## START Given entries
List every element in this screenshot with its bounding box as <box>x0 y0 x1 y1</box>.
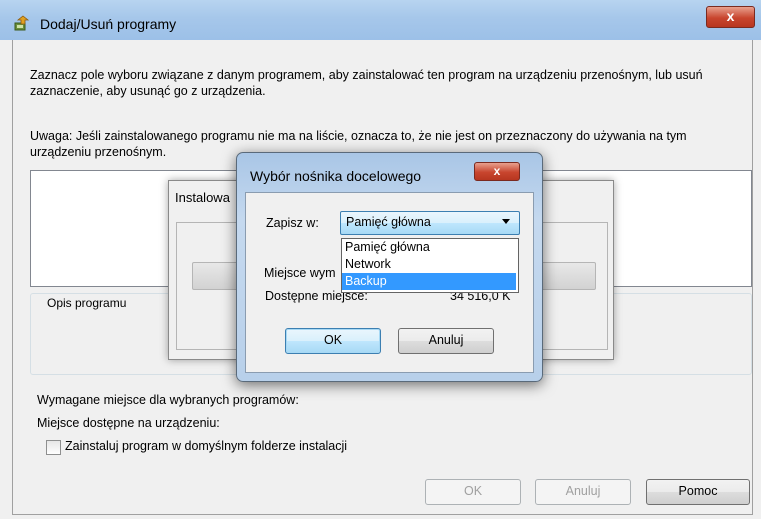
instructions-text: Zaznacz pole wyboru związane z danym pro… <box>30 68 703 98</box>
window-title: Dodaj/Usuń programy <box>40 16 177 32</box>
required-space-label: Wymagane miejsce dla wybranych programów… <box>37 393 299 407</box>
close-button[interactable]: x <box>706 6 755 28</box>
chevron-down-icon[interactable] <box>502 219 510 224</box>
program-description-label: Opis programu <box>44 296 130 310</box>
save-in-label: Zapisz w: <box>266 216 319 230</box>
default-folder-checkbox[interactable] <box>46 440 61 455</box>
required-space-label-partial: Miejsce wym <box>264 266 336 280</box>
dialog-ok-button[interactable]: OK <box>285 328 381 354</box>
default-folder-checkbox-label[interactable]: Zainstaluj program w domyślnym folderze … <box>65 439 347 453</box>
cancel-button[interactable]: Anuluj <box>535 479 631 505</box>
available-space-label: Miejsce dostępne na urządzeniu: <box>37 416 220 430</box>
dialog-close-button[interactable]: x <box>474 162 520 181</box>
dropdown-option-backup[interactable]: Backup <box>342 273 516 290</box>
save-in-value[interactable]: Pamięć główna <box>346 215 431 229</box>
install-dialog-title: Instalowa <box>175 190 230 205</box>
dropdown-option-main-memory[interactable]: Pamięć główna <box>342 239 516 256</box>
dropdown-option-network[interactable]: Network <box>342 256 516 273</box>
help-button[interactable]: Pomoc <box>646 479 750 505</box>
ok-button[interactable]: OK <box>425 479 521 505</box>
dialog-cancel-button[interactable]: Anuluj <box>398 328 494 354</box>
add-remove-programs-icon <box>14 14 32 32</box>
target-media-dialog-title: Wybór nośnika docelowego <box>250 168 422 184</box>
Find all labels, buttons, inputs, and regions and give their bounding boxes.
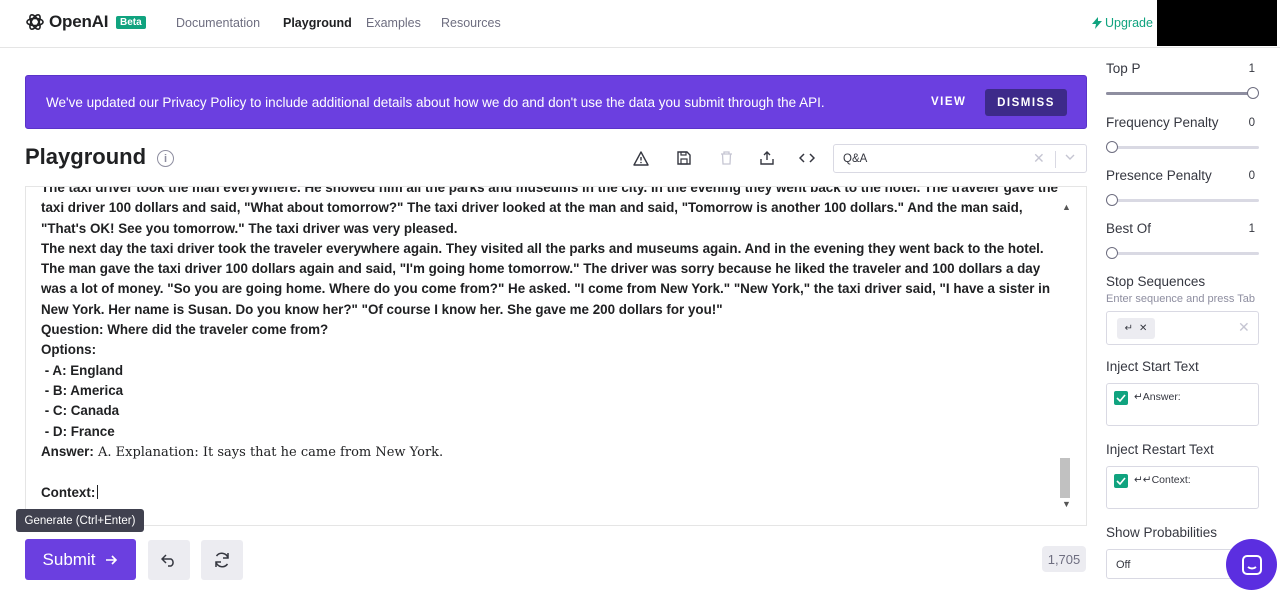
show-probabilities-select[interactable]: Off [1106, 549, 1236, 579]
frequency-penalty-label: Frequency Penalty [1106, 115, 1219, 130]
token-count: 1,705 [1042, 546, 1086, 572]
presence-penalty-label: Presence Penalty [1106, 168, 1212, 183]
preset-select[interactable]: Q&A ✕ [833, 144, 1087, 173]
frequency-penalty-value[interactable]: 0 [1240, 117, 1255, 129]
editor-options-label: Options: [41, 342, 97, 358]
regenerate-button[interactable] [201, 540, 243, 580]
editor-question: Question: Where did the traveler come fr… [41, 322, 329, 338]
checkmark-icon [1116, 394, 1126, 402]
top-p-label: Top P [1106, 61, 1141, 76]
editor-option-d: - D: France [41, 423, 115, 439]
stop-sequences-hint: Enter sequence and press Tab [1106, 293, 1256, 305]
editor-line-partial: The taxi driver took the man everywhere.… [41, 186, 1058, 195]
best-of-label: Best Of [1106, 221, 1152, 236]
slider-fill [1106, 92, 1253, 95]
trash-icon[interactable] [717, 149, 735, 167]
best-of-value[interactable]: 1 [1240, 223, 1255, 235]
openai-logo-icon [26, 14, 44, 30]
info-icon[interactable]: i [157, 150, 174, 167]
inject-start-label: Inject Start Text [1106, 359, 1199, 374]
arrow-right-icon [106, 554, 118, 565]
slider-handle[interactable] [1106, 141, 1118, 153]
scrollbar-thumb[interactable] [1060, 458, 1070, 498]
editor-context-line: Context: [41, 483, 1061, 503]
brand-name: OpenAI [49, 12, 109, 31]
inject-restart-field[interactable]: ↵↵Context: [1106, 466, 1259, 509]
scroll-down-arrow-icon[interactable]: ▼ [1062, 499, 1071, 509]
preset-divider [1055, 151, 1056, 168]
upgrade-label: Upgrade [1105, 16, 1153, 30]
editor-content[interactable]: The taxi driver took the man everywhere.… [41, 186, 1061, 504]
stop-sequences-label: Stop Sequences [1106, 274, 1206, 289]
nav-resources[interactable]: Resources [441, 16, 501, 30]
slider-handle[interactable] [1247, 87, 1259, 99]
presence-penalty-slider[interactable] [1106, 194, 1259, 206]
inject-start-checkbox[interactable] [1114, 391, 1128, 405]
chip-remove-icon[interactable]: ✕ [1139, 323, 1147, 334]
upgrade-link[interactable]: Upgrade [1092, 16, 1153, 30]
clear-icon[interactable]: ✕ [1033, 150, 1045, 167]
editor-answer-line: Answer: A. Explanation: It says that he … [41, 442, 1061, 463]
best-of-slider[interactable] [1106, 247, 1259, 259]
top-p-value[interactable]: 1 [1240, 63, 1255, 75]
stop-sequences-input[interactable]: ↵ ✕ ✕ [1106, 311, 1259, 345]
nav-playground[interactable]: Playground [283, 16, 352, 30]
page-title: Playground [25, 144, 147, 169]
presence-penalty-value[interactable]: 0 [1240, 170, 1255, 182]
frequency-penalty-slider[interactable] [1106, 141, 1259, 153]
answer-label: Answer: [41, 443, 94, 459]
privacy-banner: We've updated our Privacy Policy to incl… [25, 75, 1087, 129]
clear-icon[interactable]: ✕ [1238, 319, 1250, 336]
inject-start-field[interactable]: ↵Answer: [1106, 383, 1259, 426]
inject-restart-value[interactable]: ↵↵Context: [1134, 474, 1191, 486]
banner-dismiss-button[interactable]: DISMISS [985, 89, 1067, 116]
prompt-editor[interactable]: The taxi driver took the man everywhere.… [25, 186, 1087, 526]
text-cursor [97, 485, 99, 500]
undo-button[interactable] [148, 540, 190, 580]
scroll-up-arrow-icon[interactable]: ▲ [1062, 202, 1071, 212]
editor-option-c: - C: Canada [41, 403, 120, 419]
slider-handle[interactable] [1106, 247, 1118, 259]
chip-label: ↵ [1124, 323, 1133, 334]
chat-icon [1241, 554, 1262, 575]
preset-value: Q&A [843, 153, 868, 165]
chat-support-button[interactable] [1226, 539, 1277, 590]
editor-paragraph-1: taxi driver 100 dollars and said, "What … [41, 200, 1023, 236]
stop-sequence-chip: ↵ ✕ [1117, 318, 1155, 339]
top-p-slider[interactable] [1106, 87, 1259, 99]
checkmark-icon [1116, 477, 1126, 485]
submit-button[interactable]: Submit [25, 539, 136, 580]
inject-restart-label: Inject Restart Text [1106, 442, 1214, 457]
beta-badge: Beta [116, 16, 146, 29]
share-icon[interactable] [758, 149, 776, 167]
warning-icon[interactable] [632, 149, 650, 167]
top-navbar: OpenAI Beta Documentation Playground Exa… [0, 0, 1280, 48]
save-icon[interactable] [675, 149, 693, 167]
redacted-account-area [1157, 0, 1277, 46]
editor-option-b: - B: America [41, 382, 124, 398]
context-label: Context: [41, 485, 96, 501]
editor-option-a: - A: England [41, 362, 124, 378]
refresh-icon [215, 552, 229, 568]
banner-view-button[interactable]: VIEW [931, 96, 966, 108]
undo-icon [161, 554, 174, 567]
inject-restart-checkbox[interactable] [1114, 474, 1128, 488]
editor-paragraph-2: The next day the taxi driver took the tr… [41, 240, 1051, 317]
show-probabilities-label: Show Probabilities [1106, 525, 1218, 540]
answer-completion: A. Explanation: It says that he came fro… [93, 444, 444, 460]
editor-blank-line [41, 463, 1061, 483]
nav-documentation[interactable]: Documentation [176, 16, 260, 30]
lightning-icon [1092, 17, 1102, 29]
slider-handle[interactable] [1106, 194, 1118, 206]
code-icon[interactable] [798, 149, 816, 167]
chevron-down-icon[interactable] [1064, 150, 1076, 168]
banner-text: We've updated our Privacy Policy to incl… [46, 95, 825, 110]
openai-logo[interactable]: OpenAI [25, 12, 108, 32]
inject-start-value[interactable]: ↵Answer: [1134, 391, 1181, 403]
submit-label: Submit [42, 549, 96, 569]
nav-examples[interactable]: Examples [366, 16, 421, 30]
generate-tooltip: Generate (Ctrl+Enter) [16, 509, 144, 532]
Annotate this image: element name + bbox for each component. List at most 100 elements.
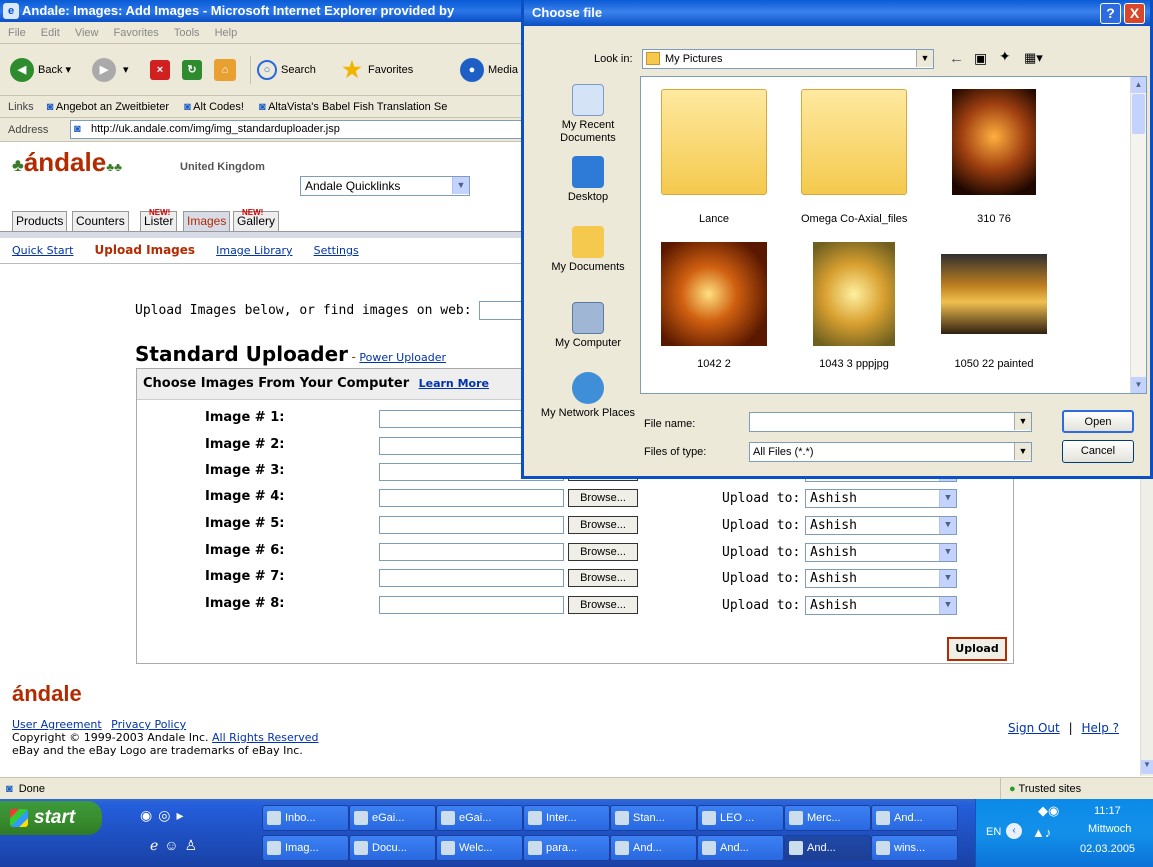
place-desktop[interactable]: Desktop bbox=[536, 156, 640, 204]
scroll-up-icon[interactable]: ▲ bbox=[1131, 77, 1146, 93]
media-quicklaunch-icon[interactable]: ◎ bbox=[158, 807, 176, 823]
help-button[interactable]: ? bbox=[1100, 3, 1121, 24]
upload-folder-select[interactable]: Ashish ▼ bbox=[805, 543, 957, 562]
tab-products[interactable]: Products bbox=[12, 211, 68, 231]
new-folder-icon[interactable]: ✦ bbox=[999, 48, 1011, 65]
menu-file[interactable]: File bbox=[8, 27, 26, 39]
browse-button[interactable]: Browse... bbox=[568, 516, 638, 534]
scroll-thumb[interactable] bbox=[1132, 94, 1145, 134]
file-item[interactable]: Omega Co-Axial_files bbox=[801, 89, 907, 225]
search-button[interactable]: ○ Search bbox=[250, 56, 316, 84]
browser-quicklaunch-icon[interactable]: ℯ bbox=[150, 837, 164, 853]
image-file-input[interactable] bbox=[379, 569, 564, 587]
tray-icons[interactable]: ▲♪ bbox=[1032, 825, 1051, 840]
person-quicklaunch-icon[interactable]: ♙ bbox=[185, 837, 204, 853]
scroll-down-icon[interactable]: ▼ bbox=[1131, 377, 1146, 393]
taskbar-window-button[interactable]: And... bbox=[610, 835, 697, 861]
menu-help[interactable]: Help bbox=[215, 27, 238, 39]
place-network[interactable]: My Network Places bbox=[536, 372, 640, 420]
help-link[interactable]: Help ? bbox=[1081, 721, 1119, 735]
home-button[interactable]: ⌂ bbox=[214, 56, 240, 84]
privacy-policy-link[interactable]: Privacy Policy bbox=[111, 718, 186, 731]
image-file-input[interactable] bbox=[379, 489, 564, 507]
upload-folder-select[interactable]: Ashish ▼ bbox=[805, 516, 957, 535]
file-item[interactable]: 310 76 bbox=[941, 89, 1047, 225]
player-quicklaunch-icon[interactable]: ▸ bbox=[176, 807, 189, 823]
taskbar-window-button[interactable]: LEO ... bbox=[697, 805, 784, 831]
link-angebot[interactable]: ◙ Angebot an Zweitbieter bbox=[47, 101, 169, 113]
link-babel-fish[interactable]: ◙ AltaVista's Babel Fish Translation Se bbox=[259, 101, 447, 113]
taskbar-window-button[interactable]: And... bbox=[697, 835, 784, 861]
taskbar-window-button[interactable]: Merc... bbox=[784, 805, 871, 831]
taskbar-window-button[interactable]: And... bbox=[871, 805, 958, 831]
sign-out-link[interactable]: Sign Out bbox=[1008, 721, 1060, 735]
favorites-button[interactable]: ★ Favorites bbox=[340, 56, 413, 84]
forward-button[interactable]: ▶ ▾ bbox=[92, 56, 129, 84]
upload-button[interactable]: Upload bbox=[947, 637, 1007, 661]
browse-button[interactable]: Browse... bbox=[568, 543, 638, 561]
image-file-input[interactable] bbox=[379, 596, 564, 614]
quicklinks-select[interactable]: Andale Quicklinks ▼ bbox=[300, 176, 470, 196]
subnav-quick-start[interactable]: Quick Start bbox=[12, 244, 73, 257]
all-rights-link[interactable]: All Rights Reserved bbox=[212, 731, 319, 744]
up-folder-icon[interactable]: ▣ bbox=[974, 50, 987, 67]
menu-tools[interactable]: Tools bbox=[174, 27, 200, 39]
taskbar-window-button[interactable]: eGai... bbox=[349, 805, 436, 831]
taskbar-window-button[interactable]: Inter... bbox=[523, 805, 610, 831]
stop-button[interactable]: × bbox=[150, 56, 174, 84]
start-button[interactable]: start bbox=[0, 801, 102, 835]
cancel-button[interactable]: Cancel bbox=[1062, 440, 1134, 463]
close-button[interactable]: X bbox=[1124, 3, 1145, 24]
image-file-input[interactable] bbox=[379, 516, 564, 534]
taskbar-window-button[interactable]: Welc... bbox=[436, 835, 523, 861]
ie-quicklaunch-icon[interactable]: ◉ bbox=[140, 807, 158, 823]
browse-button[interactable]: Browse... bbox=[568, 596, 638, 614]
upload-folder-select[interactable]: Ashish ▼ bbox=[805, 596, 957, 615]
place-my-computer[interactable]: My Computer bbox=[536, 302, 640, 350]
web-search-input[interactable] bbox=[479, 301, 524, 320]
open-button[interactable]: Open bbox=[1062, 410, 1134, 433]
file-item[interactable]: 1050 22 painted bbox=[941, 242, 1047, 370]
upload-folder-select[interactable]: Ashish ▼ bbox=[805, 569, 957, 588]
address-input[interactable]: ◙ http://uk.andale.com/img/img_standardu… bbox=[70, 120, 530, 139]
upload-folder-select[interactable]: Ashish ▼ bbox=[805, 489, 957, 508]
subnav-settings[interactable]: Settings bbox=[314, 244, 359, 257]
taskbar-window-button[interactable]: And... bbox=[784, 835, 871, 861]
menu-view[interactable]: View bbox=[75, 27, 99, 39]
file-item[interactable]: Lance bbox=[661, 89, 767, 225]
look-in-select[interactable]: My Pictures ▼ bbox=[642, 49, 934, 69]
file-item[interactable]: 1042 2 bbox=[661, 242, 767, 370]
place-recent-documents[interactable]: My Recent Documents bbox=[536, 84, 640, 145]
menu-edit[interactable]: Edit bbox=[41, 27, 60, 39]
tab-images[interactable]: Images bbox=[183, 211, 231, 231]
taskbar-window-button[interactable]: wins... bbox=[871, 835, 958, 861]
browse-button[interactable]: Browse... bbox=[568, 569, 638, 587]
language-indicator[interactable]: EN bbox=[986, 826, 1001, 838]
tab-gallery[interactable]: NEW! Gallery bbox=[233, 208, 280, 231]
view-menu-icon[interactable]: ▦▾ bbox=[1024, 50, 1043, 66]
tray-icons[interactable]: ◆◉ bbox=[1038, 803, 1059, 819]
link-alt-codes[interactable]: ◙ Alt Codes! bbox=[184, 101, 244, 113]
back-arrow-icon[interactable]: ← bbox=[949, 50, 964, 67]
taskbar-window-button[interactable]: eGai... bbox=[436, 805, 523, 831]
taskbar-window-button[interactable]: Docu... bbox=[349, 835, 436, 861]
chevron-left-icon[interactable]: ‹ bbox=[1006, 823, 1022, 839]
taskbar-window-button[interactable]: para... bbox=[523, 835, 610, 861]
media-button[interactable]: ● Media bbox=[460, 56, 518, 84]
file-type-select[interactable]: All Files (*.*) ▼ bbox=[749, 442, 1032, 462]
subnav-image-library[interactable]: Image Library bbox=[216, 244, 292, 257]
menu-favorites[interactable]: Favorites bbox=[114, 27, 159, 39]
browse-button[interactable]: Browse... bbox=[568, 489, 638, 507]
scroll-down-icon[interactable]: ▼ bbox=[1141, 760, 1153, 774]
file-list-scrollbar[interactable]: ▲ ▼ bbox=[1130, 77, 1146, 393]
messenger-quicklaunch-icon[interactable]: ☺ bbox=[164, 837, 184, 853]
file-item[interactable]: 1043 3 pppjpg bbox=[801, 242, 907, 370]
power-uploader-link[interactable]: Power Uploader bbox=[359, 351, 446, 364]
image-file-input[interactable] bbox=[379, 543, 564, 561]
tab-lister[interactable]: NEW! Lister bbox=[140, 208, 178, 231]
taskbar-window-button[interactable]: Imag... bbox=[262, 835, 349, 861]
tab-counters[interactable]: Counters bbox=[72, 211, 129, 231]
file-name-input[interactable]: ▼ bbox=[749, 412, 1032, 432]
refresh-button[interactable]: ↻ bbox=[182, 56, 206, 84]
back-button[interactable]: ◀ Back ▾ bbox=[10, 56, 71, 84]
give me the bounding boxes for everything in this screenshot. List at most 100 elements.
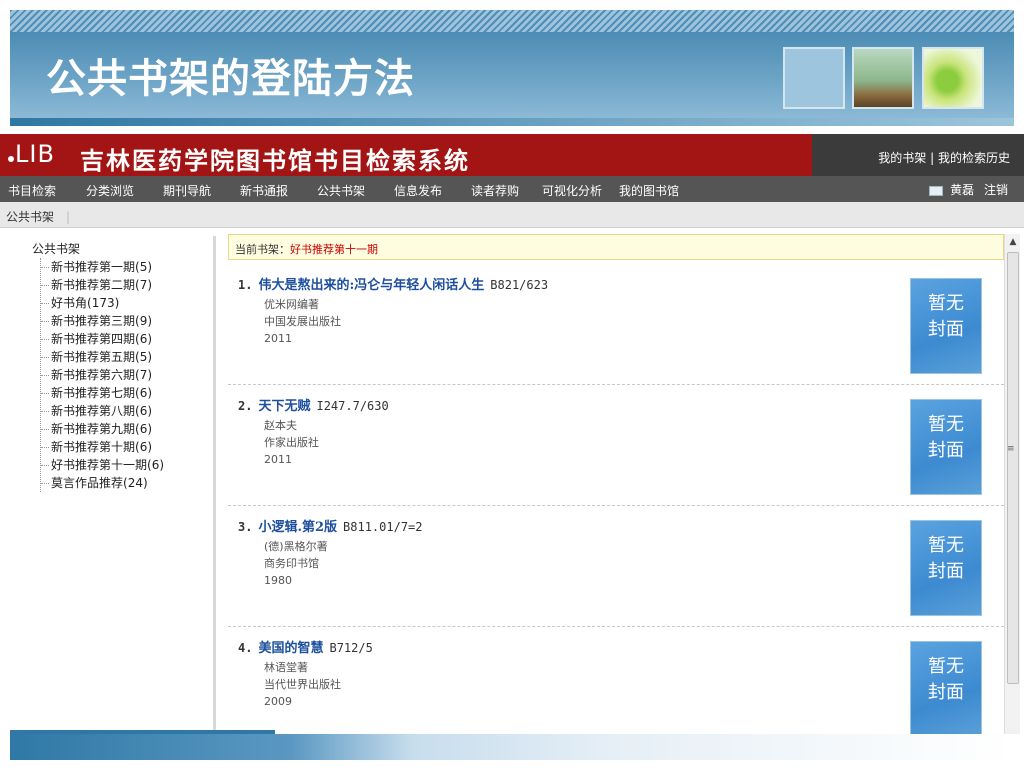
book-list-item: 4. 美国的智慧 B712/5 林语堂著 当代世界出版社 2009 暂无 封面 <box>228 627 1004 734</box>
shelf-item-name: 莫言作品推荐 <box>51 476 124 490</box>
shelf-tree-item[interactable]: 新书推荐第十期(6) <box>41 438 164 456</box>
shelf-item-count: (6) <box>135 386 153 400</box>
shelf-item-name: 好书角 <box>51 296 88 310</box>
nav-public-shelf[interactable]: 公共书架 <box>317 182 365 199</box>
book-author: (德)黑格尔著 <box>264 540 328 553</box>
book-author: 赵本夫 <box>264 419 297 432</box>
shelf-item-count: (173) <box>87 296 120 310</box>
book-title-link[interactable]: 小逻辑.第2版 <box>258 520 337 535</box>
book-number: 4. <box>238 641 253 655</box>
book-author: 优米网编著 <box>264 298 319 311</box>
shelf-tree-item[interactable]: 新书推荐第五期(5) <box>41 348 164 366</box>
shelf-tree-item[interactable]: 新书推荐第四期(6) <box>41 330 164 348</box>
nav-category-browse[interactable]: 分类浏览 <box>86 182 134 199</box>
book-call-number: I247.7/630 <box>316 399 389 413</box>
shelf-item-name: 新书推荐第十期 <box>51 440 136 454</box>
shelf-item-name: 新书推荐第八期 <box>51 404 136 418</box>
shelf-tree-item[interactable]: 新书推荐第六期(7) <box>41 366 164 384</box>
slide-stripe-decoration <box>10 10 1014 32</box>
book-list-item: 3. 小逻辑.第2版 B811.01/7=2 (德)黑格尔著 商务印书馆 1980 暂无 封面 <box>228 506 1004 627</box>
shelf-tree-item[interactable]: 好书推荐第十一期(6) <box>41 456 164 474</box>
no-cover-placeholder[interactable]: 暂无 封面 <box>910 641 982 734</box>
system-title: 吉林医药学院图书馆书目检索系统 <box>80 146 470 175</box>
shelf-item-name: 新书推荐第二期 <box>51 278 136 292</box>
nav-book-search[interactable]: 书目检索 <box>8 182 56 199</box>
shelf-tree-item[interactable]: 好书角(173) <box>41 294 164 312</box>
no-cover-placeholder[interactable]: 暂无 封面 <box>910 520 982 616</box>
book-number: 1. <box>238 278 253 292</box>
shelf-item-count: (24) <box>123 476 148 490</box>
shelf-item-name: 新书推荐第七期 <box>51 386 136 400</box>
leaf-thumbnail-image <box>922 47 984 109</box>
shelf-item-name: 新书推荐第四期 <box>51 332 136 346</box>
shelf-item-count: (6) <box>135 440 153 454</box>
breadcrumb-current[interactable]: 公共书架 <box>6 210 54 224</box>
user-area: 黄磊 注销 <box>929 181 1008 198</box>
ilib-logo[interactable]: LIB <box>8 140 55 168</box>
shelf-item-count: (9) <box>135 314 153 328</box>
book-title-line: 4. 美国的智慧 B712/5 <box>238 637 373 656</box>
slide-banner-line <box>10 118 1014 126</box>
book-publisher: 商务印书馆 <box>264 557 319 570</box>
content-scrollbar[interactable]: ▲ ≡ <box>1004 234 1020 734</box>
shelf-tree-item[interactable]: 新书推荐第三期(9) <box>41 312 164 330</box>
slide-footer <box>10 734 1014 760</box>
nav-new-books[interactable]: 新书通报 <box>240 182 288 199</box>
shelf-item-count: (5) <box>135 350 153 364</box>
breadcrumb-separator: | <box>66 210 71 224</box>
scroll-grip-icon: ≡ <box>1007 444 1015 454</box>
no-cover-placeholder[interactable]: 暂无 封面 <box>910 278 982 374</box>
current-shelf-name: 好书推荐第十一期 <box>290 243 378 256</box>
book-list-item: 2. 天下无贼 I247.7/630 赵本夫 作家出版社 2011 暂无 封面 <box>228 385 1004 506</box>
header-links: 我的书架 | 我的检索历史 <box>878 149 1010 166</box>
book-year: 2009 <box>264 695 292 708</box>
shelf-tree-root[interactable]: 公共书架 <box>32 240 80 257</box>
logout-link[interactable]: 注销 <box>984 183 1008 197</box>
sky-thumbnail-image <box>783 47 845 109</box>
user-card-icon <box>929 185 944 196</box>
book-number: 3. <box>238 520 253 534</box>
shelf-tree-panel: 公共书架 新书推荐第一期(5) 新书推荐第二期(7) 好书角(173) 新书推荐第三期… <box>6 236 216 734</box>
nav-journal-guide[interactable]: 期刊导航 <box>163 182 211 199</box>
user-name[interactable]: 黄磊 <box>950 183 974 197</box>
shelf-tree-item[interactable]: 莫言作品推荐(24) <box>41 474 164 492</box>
## END Given entries
### Task description
Retype the lines of the listing above exactly, from the line containing "place-desktop[interactable]: Desktop bbox=[536, 156, 640, 204]" through the line containing "tray-icons[interactable]: ▲♪ bbox=[1032, 825, 1051, 840]", with both of those lines included.

### Exercise response
place-desktop[interactable]: Desktop bbox=[536, 156, 640, 204]
scroll-up-icon[interactable]: ▲ bbox=[1131, 77, 1146, 93]
media-quicklaunch-icon[interactable]: ◎ bbox=[158, 807, 176, 823]
help-button[interactable]: ? bbox=[1100, 3, 1121, 24]
upload-folder-select[interactable]: Ashish ▼ bbox=[805, 543, 957, 562]
tab-products[interactable]: Products bbox=[12, 211, 68, 231]
new-folder-icon[interactable]: ✦ bbox=[999, 48, 1011, 65]
menu-file[interactable]: File bbox=[8, 27, 26, 39]
browse-button[interactable]: Browse... bbox=[568, 516, 638, 534]
scroll-thumb[interactable] bbox=[1132, 94, 1145, 134]
file-item[interactable]: Omega Co-Axial_files bbox=[801, 89, 907, 225]
search-button[interactable]: ○ Search bbox=[250, 56, 316, 84]
browser-quicklaunch-icon[interactable]: ℯ bbox=[150, 837, 164, 853]
image-file-input[interactable] bbox=[379, 569, 564, 587]
tray-icons[interactable]: ▲♪ bbox=[1032, 825, 1051, 840]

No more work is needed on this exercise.